> _Problem to solve_
Copy all entries without alteration and skip the pictures they hold.

> _Material provided_
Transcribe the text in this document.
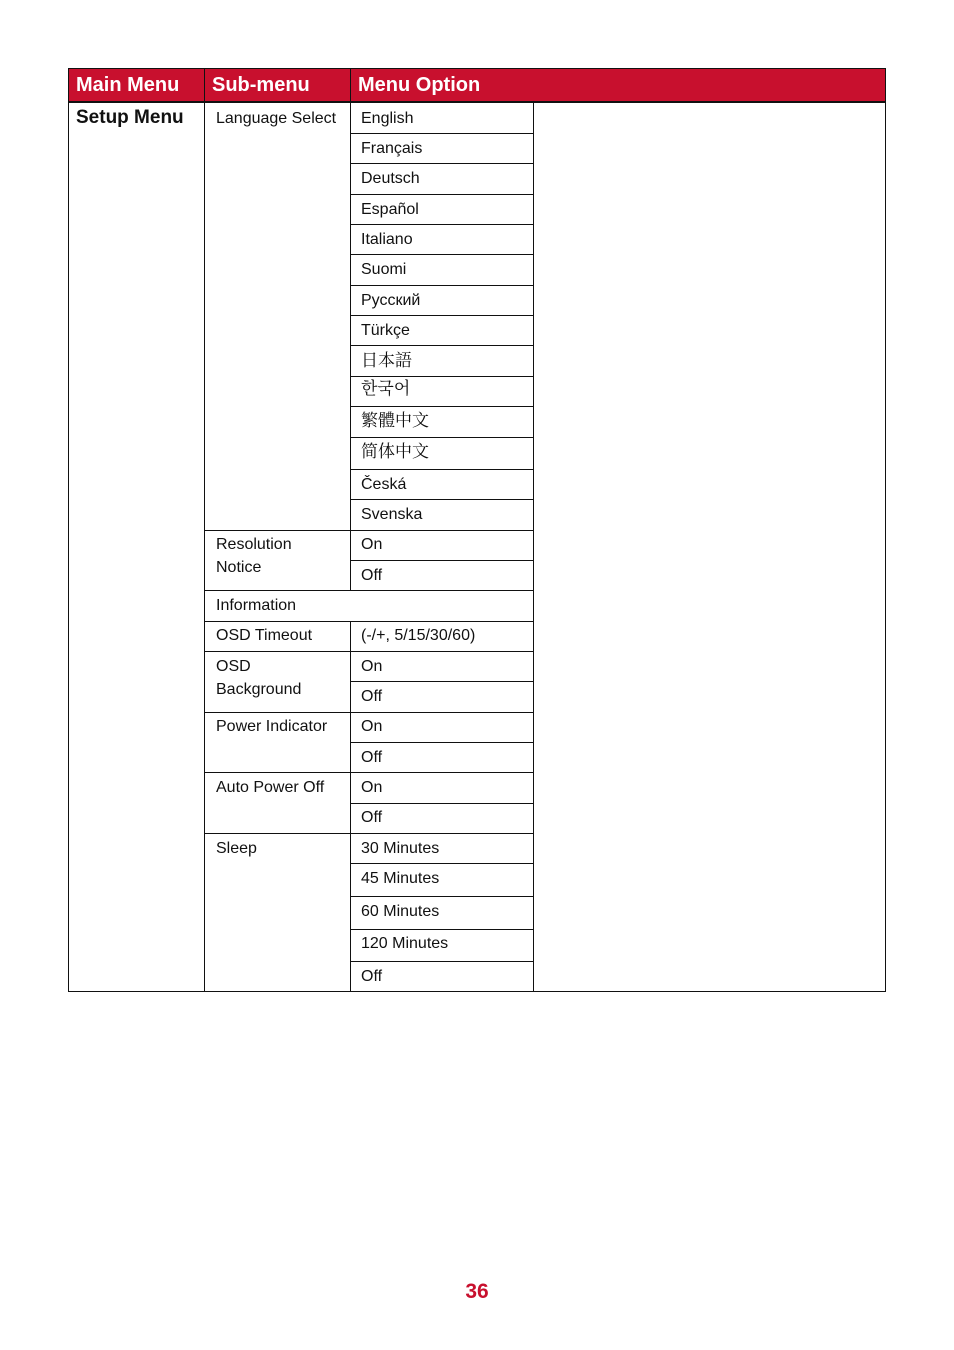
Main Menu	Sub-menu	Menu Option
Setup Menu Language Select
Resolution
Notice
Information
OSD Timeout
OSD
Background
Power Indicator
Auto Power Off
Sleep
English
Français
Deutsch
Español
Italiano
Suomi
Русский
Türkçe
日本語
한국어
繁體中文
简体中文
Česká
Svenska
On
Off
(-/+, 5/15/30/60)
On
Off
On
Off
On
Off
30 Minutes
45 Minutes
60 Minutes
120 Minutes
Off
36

> _Solution to the problem_
Transcribe the text in this document.
Main Menu	Sub-menu	Menu Option
Setup Menu Language Select
Resolution
Notice
Information
OSD Timeout
OSD
Background
Power Indicator
Auto Power Off
Sleep
English
Français
Deutsch
Español
Italiano
Suomi
Русский
Türkçe
日本語
한국어
繁體中文
简体中文
Česká
Svenska
On
Off
(-/+, 5/15/30/60)
On
Off
On
Off
On
Off
30 Minutes
45 Minutes
60 Minutes
120 Minutes
Off
36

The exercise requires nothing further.